--- Begin RECORD EXCERPTS ---

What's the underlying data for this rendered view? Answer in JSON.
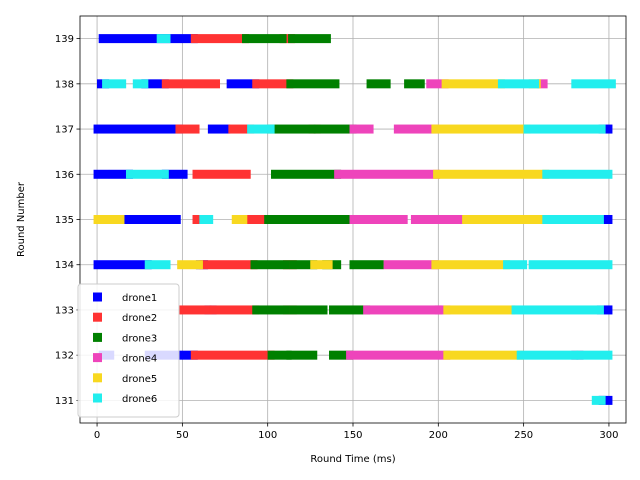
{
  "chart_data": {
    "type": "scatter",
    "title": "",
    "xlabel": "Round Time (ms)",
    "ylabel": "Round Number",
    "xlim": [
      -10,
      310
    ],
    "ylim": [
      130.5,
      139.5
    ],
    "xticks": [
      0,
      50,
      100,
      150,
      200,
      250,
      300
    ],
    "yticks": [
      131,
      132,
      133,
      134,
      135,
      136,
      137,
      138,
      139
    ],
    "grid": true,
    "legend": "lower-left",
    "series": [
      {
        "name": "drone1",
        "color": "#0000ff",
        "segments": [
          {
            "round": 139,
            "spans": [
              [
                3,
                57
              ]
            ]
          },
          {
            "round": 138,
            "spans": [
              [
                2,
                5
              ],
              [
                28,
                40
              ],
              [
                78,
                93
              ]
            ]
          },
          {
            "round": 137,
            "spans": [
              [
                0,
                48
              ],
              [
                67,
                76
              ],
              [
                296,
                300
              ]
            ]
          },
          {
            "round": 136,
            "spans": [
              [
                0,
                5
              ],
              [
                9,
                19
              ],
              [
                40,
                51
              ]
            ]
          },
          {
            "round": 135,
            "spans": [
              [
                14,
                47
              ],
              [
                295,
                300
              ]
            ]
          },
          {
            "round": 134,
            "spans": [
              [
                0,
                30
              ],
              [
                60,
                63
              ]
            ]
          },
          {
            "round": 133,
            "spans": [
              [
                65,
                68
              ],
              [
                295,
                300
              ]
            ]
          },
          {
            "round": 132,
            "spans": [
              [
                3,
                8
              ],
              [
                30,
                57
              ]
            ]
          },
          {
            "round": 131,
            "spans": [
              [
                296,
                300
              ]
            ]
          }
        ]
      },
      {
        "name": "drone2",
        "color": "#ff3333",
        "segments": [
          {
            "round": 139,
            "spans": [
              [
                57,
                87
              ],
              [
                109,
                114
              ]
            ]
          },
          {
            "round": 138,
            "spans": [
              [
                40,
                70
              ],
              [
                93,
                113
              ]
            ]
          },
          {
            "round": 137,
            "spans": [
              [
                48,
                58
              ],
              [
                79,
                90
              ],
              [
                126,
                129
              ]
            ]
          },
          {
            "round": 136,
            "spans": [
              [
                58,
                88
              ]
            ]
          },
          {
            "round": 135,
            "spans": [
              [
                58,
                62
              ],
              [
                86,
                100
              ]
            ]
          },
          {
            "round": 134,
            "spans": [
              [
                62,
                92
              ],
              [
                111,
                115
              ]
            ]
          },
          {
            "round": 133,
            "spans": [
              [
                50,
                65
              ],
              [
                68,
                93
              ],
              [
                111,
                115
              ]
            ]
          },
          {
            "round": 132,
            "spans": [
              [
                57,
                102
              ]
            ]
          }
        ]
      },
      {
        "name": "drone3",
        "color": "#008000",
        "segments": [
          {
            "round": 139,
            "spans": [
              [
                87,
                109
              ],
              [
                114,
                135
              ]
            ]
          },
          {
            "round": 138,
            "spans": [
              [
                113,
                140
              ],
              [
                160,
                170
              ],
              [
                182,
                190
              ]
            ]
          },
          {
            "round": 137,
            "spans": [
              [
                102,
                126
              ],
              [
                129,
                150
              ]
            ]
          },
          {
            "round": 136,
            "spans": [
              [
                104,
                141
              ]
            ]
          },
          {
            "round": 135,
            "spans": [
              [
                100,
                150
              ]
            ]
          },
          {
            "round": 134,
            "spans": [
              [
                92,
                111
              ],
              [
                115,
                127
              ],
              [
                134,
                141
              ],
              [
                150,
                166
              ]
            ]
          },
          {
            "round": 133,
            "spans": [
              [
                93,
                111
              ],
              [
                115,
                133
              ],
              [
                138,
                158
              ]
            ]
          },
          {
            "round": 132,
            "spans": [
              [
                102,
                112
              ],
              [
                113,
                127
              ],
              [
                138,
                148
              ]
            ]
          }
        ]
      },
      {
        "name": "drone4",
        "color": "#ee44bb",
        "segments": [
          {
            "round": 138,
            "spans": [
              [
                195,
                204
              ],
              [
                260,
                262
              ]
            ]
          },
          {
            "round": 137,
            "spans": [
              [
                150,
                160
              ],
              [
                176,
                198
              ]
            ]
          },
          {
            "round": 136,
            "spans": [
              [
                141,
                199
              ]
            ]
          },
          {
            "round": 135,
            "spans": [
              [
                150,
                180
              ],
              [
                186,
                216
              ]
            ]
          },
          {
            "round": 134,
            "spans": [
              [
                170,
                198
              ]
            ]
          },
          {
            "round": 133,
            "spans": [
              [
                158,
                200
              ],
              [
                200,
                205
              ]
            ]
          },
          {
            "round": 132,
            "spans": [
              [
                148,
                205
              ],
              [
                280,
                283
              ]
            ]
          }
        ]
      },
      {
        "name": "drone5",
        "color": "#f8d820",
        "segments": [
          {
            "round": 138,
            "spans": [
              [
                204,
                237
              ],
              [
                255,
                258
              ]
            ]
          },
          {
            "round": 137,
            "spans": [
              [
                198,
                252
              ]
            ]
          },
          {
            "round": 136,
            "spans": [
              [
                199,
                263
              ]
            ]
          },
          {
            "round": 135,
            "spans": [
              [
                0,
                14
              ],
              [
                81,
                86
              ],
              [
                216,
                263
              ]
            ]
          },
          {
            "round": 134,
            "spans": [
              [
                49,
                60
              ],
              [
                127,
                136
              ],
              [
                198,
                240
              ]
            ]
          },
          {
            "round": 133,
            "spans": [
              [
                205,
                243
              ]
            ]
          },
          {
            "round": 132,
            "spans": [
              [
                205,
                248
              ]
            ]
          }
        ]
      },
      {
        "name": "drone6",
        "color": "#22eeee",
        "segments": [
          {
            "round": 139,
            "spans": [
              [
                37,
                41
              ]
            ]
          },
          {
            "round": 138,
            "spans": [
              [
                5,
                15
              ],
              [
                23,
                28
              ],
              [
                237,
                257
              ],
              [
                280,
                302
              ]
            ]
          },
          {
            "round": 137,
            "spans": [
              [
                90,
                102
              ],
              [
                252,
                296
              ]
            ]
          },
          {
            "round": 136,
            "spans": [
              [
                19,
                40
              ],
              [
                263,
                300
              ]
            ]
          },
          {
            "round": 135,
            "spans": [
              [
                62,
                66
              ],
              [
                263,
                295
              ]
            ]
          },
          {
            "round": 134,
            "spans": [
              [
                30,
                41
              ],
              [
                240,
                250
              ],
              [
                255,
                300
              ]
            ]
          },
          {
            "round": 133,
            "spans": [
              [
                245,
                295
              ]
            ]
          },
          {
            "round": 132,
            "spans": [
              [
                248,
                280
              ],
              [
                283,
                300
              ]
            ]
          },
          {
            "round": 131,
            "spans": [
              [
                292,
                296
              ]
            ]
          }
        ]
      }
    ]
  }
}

--- End RECORD EXCERPTS ---

Using the records above, retype everything exactly except the pictures.

What's the underlying data for this rendered view? Answer in JSON.
{
  "chart_data": {
    "type": "scatter",
    "title": "",
    "xlabel": "Round Time (ms)",
    "ylabel": "Round Number",
    "xlim": [
      -10,
      310
    ],
    "ylim": [
      130.5,
      139.5
    ],
    "xticks": [
      0,
      50,
      100,
      150,
      200,
      250,
      300
    ],
    "yticks": [
      131,
      132,
      133,
      134,
      135,
      136,
      137,
      138,
      139
    ],
    "grid": true,
    "legend": "lower-left",
    "series": [
      {
        "name": "drone1",
        "color": "#0000ff",
        "segments": [
          {
            "round": 139,
            "spans": [
              [
                3,
                57
              ]
            ]
          },
          {
            "round": 138,
            "spans": [
              [
                2,
                5
              ],
              [
                28,
                40
              ],
              [
                78,
                93
              ]
            ]
          },
          {
            "round": 137,
            "spans": [
              [
                0,
                48
              ],
              [
                67,
                76
              ],
              [
                296,
                300
              ]
            ]
          },
          {
            "round": 136,
            "spans": [
              [
                0,
                5
              ],
              [
                9,
                19
              ],
              [
                40,
                51
              ]
            ]
          },
          {
            "round": 135,
            "spans": [
              [
                14,
                47
              ],
              [
                295,
                300
              ]
            ]
          },
          {
            "round": 134,
            "spans": [
              [
                0,
                30
              ],
              [
                60,
                63
              ]
            ]
          },
          {
            "round": 133,
            "spans": [
              [
                65,
                68
              ],
              [
                295,
                300
              ]
            ]
          },
          {
            "round": 132,
            "spans": [
              [
                3,
                8
              ],
              [
                30,
                57
              ]
            ]
          },
          {
            "round": 131,
            "spans": [
              [
                296,
                300
              ]
            ]
          }
        ]
      },
      {
        "name": "drone2",
        "color": "#ff3333",
        "segments": [
          {
            "round": 139,
            "spans": [
              [
                57,
                87
              ],
              [
                109,
                114
              ]
            ]
          },
          {
            "round": 138,
            "spans": [
              [
                40,
                70
              ],
              [
                93,
                113
              ]
            ]
          },
          {
            "round": 137,
            "spans": [
              [
                48,
                58
              ],
              [
                79,
                90
              ],
              [
                126,
                129
              ]
            ]
          },
          {
            "round": 136,
            "spans": [
              [
                58,
                88
              ]
            ]
          },
          {
            "round": 135,
            "spans": [
              [
                58,
                62
              ],
              [
                86,
                100
              ]
            ]
          },
          {
            "round": 134,
            "spans": [
              [
                62,
                92
              ],
              [
                111,
                115
              ]
            ]
          },
          {
            "round": 133,
            "spans": [
              [
                50,
                65
              ],
              [
                68,
                93
              ],
              [
                111,
                115
              ]
            ]
          },
          {
            "round": 132,
            "spans": [
              [
                57,
                102
              ]
            ]
          }
        ]
      },
      {
        "name": "drone3",
        "color": "#008000",
        "segments": [
          {
            "round": 139,
            "spans": [
              [
                87,
                109
              ],
              [
                114,
                135
              ]
            ]
          },
          {
            "round": 138,
            "spans": [
              [
                113,
                140
              ],
              [
                160,
                170
              ],
              [
                182,
                190
              ]
            ]
          },
          {
            "round": 137,
            "spans": [
              [
                102,
                126
              ],
              [
                129,
                150
              ]
            ]
          },
          {
            "round": 136,
            "spans": [
              [
                104,
                141
              ]
            ]
          },
          {
            "round": 135,
            "spans": [
              [
                100,
                150
              ]
            ]
          },
          {
            "round": 134,
            "spans": [
              [
                92,
                111
              ],
              [
                115,
                127
              ],
              [
                134,
                141
              ],
              [
                150,
                166
              ]
            ]
          },
          {
            "round": 133,
            "spans": [
              [
                93,
                111
              ],
              [
                115,
                133
              ],
              [
                138,
                158
              ]
            ]
          },
          {
            "round": 132,
            "spans": [
              [
                102,
                112
              ],
              [
                113,
                127
              ],
              [
                138,
                148
              ]
            ]
          }
        ]
      },
      {
        "name": "drone4",
        "color": "#ee44bb",
        "segments": [
          {
            "round": 138,
            "spans": [
              [
                195,
                204
              ],
              [
                260,
                262
              ]
            ]
          },
          {
            "round": 137,
            "spans": [
              [
                150,
                160
              ],
              [
                176,
                198
              ]
            ]
          },
          {
            "round": 136,
            "spans": [
              [
                141,
                199
              ]
            ]
          },
          {
            "round": 135,
            "spans": [
              [
                150,
                180
              ],
              [
                186,
                216
              ]
            ]
          },
          {
            "round": 134,
            "spans": [
              [
                170,
                198
              ]
            ]
          },
          {
            "round": 133,
            "spans": [
              [
                158,
                200
              ],
              [
                200,
                205
              ]
            ]
          },
          {
            "round": 132,
            "spans": [
              [
                148,
                205
              ],
              [
                280,
                283
              ]
            ]
          }
        ]
      },
      {
        "name": "drone5",
        "color": "#f8d820",
        "segments": [
          {
            "round": 138,
            "spans": [
              [
                204,
                237
              ],
              [
                255,
                258
              ]
            ]
          },
          {
            "round": 137,
            "spans": [
              [
                198,
                252
              ]
            ]
          },
          {
            "round": 136,
            "spans": [
              [
                199,
                263
              ]
            ]
          },
          {
            "round": 135,
            "spans": [
              [
                0,
                14
              ],
              [
                81,
                86
              ],
              [
                216,
                263
              ]
            ]
          },
          {
            "round": 134,
            "spans": [
              [
                49,
                60
              ],
              [
                127,
                136
              ],
              [
                198,
                240
              ]
            ]
          },
          {
            "round": 133,
            "spans": [
              [
                205,
                243
              ]
            ]
          },
          {
            "round": 132,
            "spans": [
              [
                205,
                248
              ]
            ]
          }
        ]
      },
      {
        "name": "drone6",
        "color": "#22eeee",
        "segments": [
          {
            "round": 139,
            "spans": [
              [
                37,
                41
              ]
            ]
          },
          {
            "round": 138,
            "spans": [
              [
                5,
                15
              ],
              [
                23,
                28
              ],
              [
                237,
                257
              ],
              [
                280,
                302
              ]
            ]
          },
          {
            "round": 137,
            "spans": [
              [
                90,
                102
              ],
              [
                252,
                296
              ]
            ]
          },
          {
            "round": 136,
            "spans": [
              [
                19,
                40
              ],
              [
                263,
                300
              ]
            ]
          },
          {
            "round": 135,
            "spans": [
              [
                62,
                66
              ],
              [
                263,
                295
              ]
            ]
          },
          {
            "round": 134,
            "spans": [
              [
                30,
                41
              ],
              [
                240,
                250
              ],
              [
                255,
                300
              ]
            ]
          },
          {
            "round": 133,
            "spans": [
              [
                245,
                295
              ]
            ]
          },
          {
            "round": 132,
            "spans": [
              [
                248,
                280
              ],
              [
                283,
                300
              ]
            ]
          },
          {
            "round": 131,
            "spans": [
              [
                292,
                296
              ]
            ]
          }
        ]
      }
    ]
  }
}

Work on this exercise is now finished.